• Estratto

Nella Lezione precedente (Lezione 27) si è parlato dell’insediamento nella città portuale di Napoli delle comunità straniere e degli ipotetici trasferimenti o spostamenti di nationi di stranieri già presenti in città tramite lo studio delle fonti di archivio scritte e cartografiche.
Nella lezione odierna parleremo della individuazione del processo di urbanizzazione del territorio peri-urbano di Napoli e la sua costruzione alla fine del Quattrocento, tramite le fonti documentarie di archivio e cartografiche.
Le fonti di archivio per la ricostruzione del processo di urbanizzazione
Si ha la possibilità infatti di registrare la Costruzione di una parte della città storica di Napoli, ossia di una ben determinata area d’ampliamento urbano tra la fine del Quattrocento ed il primo trentennio del Cinquecento tramite le Platee monastiche.
Le fonti di mano religiosa sono di grande utilità ad attestare la costruzione della città storica in un momento successivo quando con le prime “Platee” o “Descrizioni dei Beni” gli enti monastici elencano tutte le fasi di questo processo urbano ed edilizio ed enumerano tutti i loro enfiteuti, tra i quali, come si è già detto nella Lezione precedente (Lezione 27) anche cittadini provenienti da località straniere.

• Traccia
Prosegui il brano sulle fonti d'archivio per l'urbanizzazione di Napoli, riprendendo subito dopo la sua ultima frase.

Dati di posizione degli elementi:
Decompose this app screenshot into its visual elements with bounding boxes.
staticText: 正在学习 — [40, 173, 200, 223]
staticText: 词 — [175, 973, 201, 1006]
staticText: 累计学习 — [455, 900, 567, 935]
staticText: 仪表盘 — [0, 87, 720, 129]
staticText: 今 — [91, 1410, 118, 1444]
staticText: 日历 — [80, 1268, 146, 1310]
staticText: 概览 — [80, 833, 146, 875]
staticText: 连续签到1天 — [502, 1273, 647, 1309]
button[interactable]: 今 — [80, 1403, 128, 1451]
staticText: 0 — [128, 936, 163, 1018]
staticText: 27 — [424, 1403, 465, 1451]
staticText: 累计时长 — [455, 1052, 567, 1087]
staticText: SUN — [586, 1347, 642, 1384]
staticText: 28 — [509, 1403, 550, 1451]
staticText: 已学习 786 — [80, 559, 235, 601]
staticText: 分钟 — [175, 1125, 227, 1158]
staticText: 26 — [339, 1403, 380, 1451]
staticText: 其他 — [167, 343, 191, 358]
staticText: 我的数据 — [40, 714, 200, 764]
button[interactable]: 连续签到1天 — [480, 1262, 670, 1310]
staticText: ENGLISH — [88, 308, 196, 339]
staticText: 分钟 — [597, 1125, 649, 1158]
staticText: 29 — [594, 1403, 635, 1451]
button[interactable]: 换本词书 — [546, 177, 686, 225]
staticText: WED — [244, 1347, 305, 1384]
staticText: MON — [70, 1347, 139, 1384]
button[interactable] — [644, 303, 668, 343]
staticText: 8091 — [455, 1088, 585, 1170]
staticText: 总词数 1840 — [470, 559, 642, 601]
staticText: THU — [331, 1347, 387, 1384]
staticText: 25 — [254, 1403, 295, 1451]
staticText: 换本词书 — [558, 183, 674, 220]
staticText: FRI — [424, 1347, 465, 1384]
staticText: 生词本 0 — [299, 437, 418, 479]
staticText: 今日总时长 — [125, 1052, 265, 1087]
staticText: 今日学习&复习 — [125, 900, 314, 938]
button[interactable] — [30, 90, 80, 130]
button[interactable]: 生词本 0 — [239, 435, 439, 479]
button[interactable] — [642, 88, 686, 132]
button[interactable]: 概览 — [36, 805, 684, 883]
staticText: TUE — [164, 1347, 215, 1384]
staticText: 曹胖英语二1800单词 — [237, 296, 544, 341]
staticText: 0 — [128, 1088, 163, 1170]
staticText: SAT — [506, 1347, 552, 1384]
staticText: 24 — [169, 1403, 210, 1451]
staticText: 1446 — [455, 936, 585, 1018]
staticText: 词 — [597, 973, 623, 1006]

• Esercizio svolto
Con le testimonianze dei “Registri” catastali monastici abbiamo una più precisa riconoscibilità di tutte le fasi del processo di costruzione di una parte della città storica. Più particolarmente di quella parte della città in origine, proprietà fondiaria di quel monastero e pertanto registrata negli Archivi di quei monasteri. (da T. Colletta, Napoli. La cartografia pre-catastale…, 1985)
Le fonti d’archivio cartografiche: le carte pre-catastali
Le piante pre-catastali, come più volte si è affermato danno la possibilità di perimetrare i vasti territori di proprietà monastica in città e di seguire tramite la documentazione di archivio la loro urbanizzazione. (per la cartografia pre-catastale vedi le lezioni 5-6)
Il ricco monastero di San Pietro Martire per donazioni angioine possedeva: “il territorio inferiore” detto anche l’ “Arena grande”, lungo la marina da Porto Salvo fino alla chiesa di S.Andrea degli Scopari e il territorio superiore detto di Santa Marta.
Le “carte” delle Platee delle proprietà monastiche danno la possibilità di seguire il processo di edificazione, lungo e costante della zona di proprietà fin dalla prima donazione regia e di ricostruire tutte le fasi del processo in più di due secoli .
Si constata anche l’elenco dei cittadini napoletani e “stranieri”, censuari al monastero coinvolti nella costruzione ed acquisizione dei lotti nelle nuove aree di urbanizzazione.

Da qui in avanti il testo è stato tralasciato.